- TASK DESCRIPTION:
Copy out the records below verbatim, from the first line of the records through the line containing "chapter-title: Acute kidney", including both of those lines.

━━━━━ DATA SHOWN ━━━━━

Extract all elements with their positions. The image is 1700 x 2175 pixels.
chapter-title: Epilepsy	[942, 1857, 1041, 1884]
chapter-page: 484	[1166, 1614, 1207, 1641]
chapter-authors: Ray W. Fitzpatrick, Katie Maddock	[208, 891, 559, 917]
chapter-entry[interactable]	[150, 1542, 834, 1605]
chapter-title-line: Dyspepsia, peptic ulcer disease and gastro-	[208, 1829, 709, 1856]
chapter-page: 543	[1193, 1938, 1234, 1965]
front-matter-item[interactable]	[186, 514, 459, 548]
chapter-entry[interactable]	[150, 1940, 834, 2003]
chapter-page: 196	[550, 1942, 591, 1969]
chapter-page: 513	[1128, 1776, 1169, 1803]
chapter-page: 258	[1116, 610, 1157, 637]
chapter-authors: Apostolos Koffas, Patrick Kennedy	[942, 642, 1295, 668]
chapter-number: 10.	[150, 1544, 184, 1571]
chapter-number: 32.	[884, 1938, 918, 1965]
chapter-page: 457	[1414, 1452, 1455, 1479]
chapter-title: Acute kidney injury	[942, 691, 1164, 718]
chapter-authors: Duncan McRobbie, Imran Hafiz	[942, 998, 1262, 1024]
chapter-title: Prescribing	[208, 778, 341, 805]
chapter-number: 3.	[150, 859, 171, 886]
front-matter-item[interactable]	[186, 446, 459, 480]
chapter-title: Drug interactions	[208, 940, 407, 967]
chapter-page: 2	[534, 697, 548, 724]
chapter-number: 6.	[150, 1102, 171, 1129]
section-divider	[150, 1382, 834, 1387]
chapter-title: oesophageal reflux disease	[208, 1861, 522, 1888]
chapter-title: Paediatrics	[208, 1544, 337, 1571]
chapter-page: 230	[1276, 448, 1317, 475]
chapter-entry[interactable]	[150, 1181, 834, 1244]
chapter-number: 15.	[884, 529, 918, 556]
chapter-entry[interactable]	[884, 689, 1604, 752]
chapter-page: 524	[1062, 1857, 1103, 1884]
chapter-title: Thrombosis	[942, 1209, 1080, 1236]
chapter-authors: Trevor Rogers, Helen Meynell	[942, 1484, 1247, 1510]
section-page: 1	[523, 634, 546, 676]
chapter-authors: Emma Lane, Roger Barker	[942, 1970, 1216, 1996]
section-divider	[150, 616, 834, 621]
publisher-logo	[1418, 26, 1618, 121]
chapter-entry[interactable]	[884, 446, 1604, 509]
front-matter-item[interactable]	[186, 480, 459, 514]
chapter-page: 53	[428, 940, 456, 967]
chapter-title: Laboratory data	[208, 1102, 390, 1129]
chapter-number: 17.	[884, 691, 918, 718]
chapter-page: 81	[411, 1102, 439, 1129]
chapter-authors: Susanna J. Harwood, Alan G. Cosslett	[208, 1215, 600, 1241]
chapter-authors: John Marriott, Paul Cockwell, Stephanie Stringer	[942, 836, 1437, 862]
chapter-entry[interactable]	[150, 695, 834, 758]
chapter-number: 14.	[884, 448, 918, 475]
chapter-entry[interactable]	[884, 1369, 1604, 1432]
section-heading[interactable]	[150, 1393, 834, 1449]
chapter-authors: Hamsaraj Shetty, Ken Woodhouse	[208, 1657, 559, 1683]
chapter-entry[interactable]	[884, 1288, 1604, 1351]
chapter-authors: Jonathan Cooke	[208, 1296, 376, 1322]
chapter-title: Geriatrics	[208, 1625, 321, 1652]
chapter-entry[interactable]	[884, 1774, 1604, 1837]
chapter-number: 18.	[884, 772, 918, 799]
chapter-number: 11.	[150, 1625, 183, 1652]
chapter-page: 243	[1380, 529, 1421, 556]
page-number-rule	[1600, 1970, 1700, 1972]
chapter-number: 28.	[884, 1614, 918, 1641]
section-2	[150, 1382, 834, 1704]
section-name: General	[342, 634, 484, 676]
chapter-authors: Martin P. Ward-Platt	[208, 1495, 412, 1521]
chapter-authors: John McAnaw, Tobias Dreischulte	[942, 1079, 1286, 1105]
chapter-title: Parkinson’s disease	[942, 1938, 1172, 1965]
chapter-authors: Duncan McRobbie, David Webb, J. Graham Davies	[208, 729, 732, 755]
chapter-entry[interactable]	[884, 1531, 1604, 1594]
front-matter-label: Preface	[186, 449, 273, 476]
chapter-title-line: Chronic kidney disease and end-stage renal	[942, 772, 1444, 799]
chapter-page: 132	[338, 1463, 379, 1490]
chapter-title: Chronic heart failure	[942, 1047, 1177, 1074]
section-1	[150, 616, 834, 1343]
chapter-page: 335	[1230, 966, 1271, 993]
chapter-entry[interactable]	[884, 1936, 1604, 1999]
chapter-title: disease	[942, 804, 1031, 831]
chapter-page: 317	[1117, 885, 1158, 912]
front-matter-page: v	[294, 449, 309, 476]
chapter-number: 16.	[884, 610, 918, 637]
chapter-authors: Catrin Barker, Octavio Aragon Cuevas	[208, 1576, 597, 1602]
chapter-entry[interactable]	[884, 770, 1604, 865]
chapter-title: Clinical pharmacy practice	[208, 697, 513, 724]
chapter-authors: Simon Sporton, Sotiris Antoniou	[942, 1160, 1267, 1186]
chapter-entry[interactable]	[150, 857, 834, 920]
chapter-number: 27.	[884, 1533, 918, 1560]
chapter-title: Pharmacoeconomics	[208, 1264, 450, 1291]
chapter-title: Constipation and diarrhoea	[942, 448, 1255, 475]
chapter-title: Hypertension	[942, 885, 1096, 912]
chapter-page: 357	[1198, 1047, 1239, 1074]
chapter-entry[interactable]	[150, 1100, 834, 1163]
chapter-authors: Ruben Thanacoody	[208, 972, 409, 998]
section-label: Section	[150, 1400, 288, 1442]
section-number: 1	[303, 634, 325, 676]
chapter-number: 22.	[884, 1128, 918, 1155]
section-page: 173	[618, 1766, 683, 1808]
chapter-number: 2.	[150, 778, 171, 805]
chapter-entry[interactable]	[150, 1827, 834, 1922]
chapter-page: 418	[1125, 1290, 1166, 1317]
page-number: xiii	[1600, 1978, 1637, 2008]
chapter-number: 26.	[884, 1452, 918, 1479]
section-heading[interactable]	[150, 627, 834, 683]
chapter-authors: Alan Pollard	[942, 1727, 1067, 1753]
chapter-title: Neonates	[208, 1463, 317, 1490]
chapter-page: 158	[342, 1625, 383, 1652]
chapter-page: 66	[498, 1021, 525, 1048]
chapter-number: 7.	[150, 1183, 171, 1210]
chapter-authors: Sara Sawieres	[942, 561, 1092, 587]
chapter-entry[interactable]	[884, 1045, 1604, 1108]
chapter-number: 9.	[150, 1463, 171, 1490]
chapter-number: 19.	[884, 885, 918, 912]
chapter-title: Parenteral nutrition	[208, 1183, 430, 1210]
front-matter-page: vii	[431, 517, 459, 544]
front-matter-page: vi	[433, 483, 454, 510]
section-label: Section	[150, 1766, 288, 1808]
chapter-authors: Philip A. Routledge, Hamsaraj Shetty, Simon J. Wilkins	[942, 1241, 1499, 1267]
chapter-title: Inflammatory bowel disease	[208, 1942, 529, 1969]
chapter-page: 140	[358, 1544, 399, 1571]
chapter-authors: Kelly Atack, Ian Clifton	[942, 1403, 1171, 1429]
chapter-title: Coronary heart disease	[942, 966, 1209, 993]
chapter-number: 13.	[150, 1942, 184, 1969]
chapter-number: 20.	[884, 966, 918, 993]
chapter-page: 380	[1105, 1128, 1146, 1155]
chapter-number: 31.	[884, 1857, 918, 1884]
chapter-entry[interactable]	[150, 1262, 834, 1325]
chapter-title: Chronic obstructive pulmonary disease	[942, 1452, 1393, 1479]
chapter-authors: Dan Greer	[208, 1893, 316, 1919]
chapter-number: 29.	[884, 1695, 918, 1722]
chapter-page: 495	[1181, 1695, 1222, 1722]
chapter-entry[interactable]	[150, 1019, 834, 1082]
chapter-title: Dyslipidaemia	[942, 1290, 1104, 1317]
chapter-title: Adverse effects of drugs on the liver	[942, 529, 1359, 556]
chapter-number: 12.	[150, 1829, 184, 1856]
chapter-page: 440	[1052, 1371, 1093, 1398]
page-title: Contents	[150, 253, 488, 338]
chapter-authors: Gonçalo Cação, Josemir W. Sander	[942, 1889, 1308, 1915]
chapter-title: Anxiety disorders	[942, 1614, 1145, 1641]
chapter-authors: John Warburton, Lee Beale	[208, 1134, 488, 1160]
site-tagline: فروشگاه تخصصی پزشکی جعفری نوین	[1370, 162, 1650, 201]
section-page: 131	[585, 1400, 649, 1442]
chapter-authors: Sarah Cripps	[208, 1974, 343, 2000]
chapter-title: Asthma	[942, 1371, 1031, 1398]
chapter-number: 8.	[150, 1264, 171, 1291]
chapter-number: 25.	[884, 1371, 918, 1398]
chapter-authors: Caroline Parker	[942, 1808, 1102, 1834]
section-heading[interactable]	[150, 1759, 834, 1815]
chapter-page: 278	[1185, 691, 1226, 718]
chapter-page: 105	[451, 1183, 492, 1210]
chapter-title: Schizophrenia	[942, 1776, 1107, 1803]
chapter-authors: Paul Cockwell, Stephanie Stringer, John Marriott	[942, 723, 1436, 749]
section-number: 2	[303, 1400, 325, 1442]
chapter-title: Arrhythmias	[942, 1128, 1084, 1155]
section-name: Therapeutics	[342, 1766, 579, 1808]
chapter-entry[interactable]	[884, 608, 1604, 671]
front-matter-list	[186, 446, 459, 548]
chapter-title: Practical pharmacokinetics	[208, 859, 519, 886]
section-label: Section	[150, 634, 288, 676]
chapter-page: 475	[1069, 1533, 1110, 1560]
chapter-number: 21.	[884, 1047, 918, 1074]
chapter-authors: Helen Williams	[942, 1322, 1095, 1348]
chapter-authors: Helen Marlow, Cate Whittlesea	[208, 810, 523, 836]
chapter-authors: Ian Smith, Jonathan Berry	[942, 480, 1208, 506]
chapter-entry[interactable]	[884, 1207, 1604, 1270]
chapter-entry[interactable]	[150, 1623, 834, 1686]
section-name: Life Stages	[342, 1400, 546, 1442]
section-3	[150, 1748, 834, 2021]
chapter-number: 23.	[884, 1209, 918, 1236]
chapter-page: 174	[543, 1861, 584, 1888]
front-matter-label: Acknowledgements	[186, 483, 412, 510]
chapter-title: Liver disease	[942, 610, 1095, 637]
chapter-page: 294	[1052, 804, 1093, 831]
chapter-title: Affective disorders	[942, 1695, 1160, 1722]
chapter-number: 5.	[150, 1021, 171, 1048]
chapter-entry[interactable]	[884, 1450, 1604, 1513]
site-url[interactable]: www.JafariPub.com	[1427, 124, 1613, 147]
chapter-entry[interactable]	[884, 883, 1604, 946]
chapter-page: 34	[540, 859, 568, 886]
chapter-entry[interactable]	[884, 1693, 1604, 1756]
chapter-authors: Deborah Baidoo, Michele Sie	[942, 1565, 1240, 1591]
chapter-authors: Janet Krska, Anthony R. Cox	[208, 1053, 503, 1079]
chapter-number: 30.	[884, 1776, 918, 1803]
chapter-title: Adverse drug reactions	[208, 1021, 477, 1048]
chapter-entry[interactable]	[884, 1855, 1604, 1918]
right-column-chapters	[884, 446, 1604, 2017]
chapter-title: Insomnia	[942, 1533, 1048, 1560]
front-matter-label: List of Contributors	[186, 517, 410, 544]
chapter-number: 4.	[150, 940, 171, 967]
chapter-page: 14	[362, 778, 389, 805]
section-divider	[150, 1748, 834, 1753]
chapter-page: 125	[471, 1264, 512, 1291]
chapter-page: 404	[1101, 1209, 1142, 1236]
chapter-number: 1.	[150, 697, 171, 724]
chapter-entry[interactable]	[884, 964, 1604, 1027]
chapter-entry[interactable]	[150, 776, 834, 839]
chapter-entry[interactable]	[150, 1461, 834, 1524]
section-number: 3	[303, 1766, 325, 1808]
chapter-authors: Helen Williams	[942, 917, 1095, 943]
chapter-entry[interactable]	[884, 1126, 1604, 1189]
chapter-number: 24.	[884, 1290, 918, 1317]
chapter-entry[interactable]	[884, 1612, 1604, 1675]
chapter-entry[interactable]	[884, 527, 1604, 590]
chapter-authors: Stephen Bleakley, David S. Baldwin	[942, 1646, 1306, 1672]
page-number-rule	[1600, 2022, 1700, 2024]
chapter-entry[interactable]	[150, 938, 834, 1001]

━━━━━

- RESPONSE BELOW:
Extract all elements with their positions. The image is 1700 x 2175 pixels.
chapter-title: Epilepsy	[942, 1857, 1041, 1884]
chapter-page: 484	[1166, 1614, 1207, 1641]
chapter-authors: Ray W. Fitzpatrick, Katie Maddock	[208, 891, 559, 917]
chapter-entry[interactable]	[150, 1542, 834, 1605]
chapter-title-line: Dyspepsia, peptic ulcer disease and gastro-	[208, 1829, 709, 1856]
chapter-page: 543	[1193, 1938, 1234, 1965]
front-matter-item[interactable]	[186, 514, 459, 548]
chapter-entry[interactable]	[150, 1940, 834, 2003]
chapter-page: 196	[550, 1942, 591, 1969]
chapter-page: 513	[1128, 1776, 1169, 1803]
chapter-page: 258	[1116, 610, 1157, 637]
chapter-authors: Apostolos Koffas, Patrick Kennedy	[942, 642, 1295, 668]
chapter-number: 10.	[150, 1544, 184, 1571]
chapter-number: 32.	[884, 1938, 918, 1965]
chapter-page: 457	[1414, 1452, 1455, 1479]
chapter-title: Acute kidney injury	[942, 691, 1164, 718]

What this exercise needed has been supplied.